Recast every item below as a Markdown table with two columns, Row and Line. Number each line and leave out blank lines.

= RECORDS FOR THE TASK =
-*-
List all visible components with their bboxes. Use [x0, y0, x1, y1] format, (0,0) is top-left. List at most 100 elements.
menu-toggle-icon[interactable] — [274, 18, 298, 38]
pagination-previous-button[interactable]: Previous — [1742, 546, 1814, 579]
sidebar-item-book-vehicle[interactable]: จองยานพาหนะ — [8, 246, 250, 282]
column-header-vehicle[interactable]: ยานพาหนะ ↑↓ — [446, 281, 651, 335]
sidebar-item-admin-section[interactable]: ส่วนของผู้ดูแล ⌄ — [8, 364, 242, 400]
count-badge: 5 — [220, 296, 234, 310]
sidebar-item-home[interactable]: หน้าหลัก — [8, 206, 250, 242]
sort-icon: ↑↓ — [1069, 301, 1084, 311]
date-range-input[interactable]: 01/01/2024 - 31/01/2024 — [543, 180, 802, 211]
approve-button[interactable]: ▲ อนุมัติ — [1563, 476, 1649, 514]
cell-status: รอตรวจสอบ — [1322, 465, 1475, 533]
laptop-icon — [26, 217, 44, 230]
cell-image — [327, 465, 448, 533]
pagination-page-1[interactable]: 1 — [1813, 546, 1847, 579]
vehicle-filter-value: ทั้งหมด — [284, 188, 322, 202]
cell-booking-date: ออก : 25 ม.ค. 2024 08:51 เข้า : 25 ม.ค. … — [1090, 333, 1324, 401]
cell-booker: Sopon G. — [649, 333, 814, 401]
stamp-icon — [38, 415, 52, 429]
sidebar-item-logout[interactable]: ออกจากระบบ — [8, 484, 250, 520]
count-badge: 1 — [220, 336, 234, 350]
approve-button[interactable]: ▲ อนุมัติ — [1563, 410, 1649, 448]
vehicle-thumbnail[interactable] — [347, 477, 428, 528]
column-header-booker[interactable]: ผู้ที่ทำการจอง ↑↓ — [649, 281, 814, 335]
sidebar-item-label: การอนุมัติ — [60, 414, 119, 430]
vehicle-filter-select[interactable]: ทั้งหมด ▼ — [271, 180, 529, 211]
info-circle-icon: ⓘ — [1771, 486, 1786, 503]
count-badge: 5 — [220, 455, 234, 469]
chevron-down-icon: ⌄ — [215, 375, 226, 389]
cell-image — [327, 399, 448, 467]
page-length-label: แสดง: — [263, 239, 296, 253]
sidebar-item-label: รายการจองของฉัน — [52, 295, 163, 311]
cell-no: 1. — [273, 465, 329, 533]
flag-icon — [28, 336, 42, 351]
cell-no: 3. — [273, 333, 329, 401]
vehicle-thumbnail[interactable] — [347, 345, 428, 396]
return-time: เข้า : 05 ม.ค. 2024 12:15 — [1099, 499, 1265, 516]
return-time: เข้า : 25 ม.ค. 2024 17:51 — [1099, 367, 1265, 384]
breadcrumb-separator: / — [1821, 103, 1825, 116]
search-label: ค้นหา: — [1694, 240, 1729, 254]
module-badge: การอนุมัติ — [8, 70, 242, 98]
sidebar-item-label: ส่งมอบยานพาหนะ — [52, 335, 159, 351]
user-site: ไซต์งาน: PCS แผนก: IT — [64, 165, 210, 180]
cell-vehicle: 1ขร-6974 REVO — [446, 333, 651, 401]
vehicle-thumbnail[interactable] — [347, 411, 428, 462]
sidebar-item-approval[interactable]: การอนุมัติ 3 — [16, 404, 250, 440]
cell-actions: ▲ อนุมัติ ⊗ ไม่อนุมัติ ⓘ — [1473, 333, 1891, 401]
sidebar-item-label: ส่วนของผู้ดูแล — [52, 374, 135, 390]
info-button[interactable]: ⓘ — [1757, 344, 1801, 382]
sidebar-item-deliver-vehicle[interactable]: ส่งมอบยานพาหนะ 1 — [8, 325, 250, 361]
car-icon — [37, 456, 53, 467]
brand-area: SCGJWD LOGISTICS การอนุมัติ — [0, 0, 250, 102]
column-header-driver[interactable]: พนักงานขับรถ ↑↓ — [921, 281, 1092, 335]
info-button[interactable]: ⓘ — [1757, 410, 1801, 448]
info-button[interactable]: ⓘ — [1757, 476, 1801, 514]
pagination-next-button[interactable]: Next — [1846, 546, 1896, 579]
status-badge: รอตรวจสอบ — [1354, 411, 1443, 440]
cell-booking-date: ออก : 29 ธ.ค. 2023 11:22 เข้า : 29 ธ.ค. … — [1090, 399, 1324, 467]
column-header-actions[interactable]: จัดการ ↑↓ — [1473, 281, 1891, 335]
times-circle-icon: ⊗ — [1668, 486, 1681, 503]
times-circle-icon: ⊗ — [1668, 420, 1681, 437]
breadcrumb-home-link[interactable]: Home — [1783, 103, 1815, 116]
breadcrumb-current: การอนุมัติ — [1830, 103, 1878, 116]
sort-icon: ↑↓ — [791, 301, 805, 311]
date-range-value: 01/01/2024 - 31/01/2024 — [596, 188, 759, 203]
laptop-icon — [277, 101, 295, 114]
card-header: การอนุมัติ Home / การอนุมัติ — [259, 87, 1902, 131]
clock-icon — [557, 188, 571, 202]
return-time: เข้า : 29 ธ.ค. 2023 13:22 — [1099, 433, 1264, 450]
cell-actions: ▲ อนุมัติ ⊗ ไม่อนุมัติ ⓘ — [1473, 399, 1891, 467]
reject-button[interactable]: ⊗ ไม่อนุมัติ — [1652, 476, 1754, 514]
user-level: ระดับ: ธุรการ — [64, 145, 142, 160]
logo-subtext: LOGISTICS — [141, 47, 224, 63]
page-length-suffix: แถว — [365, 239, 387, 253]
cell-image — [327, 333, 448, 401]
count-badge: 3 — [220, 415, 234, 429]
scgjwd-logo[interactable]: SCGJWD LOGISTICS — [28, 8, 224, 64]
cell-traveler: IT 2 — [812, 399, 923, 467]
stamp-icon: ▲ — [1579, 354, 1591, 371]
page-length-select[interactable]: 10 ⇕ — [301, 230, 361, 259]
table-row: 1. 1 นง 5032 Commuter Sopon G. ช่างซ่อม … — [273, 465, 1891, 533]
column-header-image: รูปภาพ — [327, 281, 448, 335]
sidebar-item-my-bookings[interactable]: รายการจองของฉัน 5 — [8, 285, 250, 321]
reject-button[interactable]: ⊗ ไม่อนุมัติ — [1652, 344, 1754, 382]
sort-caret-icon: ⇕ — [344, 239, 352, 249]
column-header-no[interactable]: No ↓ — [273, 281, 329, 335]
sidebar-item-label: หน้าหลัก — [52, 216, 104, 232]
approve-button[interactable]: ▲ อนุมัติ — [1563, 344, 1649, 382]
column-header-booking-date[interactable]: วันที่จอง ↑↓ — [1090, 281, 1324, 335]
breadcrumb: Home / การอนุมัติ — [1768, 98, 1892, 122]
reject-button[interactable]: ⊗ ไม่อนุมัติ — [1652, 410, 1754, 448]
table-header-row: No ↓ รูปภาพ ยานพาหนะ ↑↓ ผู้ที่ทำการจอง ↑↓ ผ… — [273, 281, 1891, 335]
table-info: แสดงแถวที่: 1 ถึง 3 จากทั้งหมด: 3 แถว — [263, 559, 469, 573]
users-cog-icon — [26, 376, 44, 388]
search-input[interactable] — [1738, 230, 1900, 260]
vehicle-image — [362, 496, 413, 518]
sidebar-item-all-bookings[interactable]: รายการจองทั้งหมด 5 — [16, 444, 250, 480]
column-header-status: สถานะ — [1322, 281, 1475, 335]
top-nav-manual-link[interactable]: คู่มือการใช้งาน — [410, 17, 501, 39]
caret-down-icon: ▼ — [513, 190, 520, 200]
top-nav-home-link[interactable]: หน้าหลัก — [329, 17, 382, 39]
-*-
= THE RESULT =
| Row | Line |
|---|---|
| 1 | List all visible components with their bboxes. Use [x0, y0, x1, y1] format, (0,0) is top-left. List at most 100 elements. |
| 2 | menu-toggle-icon[interactable] — [274, 18, 298, 38] |
| 3 | pagination-previous-button[interactable]: Previous — [1742, 546, 1814, 579] |
| 4 | sidebar-item-book-vehicle[interactable]: จองยานพาหนะ — [8, 246, 250, 282] |
| 5 | column-header-vehicle[interactable]: ยานพาหนะ ↑↓ — [446, 281, 651, 335] |
| 6 | sidebar-item-admin-section[interactable]: ส่วนของผู้ดูแล ⌄ — [8, 364, 242, 400] |
| 7 | count-badge: 5 — [220, 296, 234, 310] |
| 8 | sidebar-item-home[interactable]: หน้าหลัก — [8, 206, 250, 242] |
| 9 | sort-icon: ↑↓ — [1069, 301, 1084, 311] |
| 10 | date-range-input[interactable]: 01/01/2024 - 31/01/2024 — [543, 180, 802, 211] |
| 11 | approve-button[interactable]: ▲ อนุมัติ — [1563, 476, 1649, 514] |
| 12 | cell-status: รอตรวจสอบ — [1322, 465, 1475, 533] |
| 13 | laptop-icon — [26, 217, 44, 230] |
| 14 | cell-image — [327, 465, 448, 533] |
| 15 | pagination-page-1[interactable]: 1 — [1813, 546, 1847, 579] |
| 16 | vehicle-filter-value: ทั้งหมด — [284, 188, 322, 202] |
| 17 | cell-booking-date: ออก : 25 ม.ค. 2024 08:51 เข้า : 25 ม.ค. … — [1090, 333, 1324, 401] |
| 18 | cell-booker: Sopon G. — [649, 333, 814, 401] |
| 19 | stamp-icon — [38, 415, 52, 429] |
| 20 | sidebar-item-logout[interactable]: ออกจากระบบ — [8, 484, 250, 520] |
| 21 | count-badge: 1 — [220, 336, 234, 350] |
| 22 | approve-button[interactable]: ▲ อนุมัติ — [1563, 410, 1649, 448] |
| 23 | vehicle-thumbnail[interactable] — [347, 477, 428, 528] |
| 24 | column-header-booker[interactable]: ผู้ที่ทำการจอง ↑↓ — [649, 281, 814, 335] |
| 25 | sidebar-item-label: การอนุมัติ — [60, 414, 119, 430] |
| 26 | vehicle-filter-select[interactable]: ทั้งหมด ▼ — [271, 180, 529, 211] |
| 27 | info-circle-icon: ⓘ — [1771, 486, 1786, 503] |
| 28 | count-badge: 5 — [220, 455, 234, 469] |
| 29 | chevron-down-icon: ⌄ — [215, 375, 226, 389] |
| 30 | cell-image — [327, 399, 448, 467] |
| 31 | page-length-label: แสดง: — [263, 239, 296, 253] |
| 32 | sidebar-item-label: รายการจองของฉัน — [52, 295, 163, 311] |
| 33 | cell-no: 1. — [273, 465, 329, 533] |
| 34 | flag-icon — [28, 336, 42, 351] |
| 35 | cell-no: 3. — [273, 333, 329, 401] |
| 36 | vehicle-thumbnail[interactable] — [347, 345, 428, 396] |
| 37 | return-time: เข้า : 05 ม.ค. 2024 12:15 — [1099, 499, 1265, 516] |
| 38 | return-time: เข้า : 25 ม.ค. 2024 17:51 — [1099, 367, 1265, 384] |
| 39 | breadcrumb-separator: / — [1821, 103, 1825, 116] |
| 40 | search-label: ค้นหา: — [1694, 240, 1729, 254] |
| 41 | module-badge: การอนุมัติ — [8, 70, 242, 98] |
| 42 | sidebar-item-label: ส่งมอบยานพาหนะ — [52, 335, 159, 351] |
| 43 | user-site: ไซต์งาน: PCS แผนก: IT — [64, 165, 210, 180] |
| 44 | cell-vehicle: 1ขร-6974 REVO — [446, 333, 651, 401] |
| 45 | vehicle-thumbnail[interactable] — [347, 411, 428, 462] |
| 46 | sidebar-item-approval[interactable]: การอนุมัติ 3 — [16, 404, 250, 440] |
| 47 | cell-actions: ▲ อนุมัติ ⊗ ไม่อนุมัติ ⓘ — [1473, 333, 1891, 401] |
| 48 | sidebar-item-label: ส่วนของผู้ดูแล — [52, 374, 135, 390] |
| 49 | info-button[interactable]: ⓘ — [1757, 344, 1801, 382] |
| 50 | sidebar-item-deliver-vehicle[interactable]: ส่งมอบยานพาหนะ 1 — [8, 325, 250, 361] |
| 51 | car-icon — [37, 456, 53, 467] |
| 52 | brand-area: SCGJWD LOGISTICS การอนุมัติ — [0, 0, 250, 102] |
| 53 | column-header-driver[interactable]: พนักงานขับรถ ↑↓ — [921, 281, 1092, 335] |
| 54 | info-button[interactable]: ⓘ — [1757, 410, 1801, 448] |
| 55 | info-button[interactable]: ⓘ — [1757, 476, 1801, 514] |
| 56 | pagination-next-button[interactable]: Next — [1846, 546, 1896, 579] |
| 57 | status-badge: รอตรวจสอบ — [1354, 411, 1443, 440] |
| 58 | cell-booking-date: ออก : 29 ธ.ค. 2023 11:22 เข้า : 29 ธ.ค. … — [1090, 399, 1324, 467] |
| 59 | column-header-actions[interactable]: จัดการ ↑↓ — [1473, 281, 1891, 335] |
| 60 | times-circle-icon: ⊗ — [1668, 486, 1681, 503] |
| 61 | times-circle-icon: ⊗ — [1668, 420, 1681, 437] |
| 62 | breadcrumb-home-link[interactable]: Home — [1783, 103, 1815, 116] |
| 63 | breadcrumb-current: การอนุมัติ — [1830, 103, 1878, 116] |
| 64 | sort-icon: ↑↓ — [791, 301, 805, 311] |
| 65 | date-range-value: 01/01/2024 - 31/01/2024 — [596, 188, 759, 203] |
| 66 | laptop-icon — [277, 101, 295, 114] |
| 67 | card-header: การอนุมัติ Home / การอนุมัติ — [259, 87, 1902, 131] |
| 68 | clock-icon — [557, 188, 571, 202] |
| 69 | return-time: เข้า : 29 ธ.ค. 2023 13:22 — [1099, 433, 1264, 450] |
| 70 | cell-actions: ▲ อนุมัติ ⊗ ไม่อนุมัติ ⓘ — [1473, 399, 1891, 467] |
| 71 | reject-button[interactable]: ⊗ ไม่อนุมัติ — [1652, 476, 1754, 514] |
| 72 | user-level: ระดับ: ธุรการ — [64, 145, 142, 160] |
| 73 | logo-subtext: LOGISTICS — [141, 47, 224, 63] |
| 74 | page-length-suffix: แถว — [365, 239, 387, 253] |
| 75 | cell-image — [327, 333, 448, 401] |
| 76 | count-badge: 3 — [220, 415, 234, 429] |
| 77 | scgjwd-logo[interactable]: SCGJWD LOGISTICS — [28, 8, 224, 64] |
| 78 | cell-traveler: IT 2 — [812, 399, 923, 467] |
| 79 | stamp-icon: ▲ — [1579, 354, 1591, 371] |
| 80 | page-length-select[interactable]: 10 ⇕ — [301, 230, 361, 259] |
| 81 | table-row: 1. 1 นง 5032 Commuter Sopon G. ช่างซ่อม … — [273, 465, 1891, 533] |
| 82 | column-header-image: รูปภาพ — [327, 281, 448, 335] |
| 83 | sidebar-item-my-bookings[interactable]: รายการจองของฉัน 5 — [8, 285, 250, 321] |
| 84 | reject-button[interactable]: ⊗ ไม่อนุมัติ — [1652, 344, 1754, 382] |
| 85 | sort-caret-icon: ⇕ — [344, 239, 352, 249] |
| 86 | column-header-no[interactable]: No ↓ — [273, 281, 329, 335] |
| 87 | sidebar-item-label: หน้าหลัก — [52, 216, 104, 232] |
| 88 | approve-button[interactable]: ▲ อนุมัติ — [1563, 344, 1649, 382] |
| 89 | column-header-booking-date[interactable]: วันที่จอง ↑↓ — [1090, 281, 1324, 335] |
| 90 | breadcrumb: Home / การอนุมัติ — [1768, 98, 1892, 122] |
| 91 | reject-button[interactable]: ⊗ ไม่อนุมัติ — [1652, 410, 1754, 448] |
| 92 | table-header-row: No ↓ รูปภาพ ยานพาหนะ ↑↓ ผู้ที่ทำการจอง ↑↓ ผ… — [273, 281, 1891, 335] |
| 93 | table-info: แสดงแถวที่: 1 ถึง 3 จากทั้งหมด: 3 แถว — [263, 559, 469, 573] |
| 94 | users-cog-icon — [26, 376, 44, 388] |
| 95 | search-input[interactable] — [1738, 230, 1900, 260] |
| 96 | vehicle-image — [362, 496, 413, 518] |
| 97 | sidebar-item-all-bookings[interactable]: รายการจองทั้งหมด 5 — [16, 444, 250, 480] |
| 98 | column-header-status: สถานะ — [1322, 281, 1475, 335] |
| 99 | top-nav-manual-link[interactable]: คู่มือการใช้งาน — [410, 17, 501, 39] |
| 100 | caret-down-icon: ▼ — [513, 190, 520, 200] |
| 101 | top-nav-home-link[interactable]: หน้าหลัก — [329, 17, 382, 39] |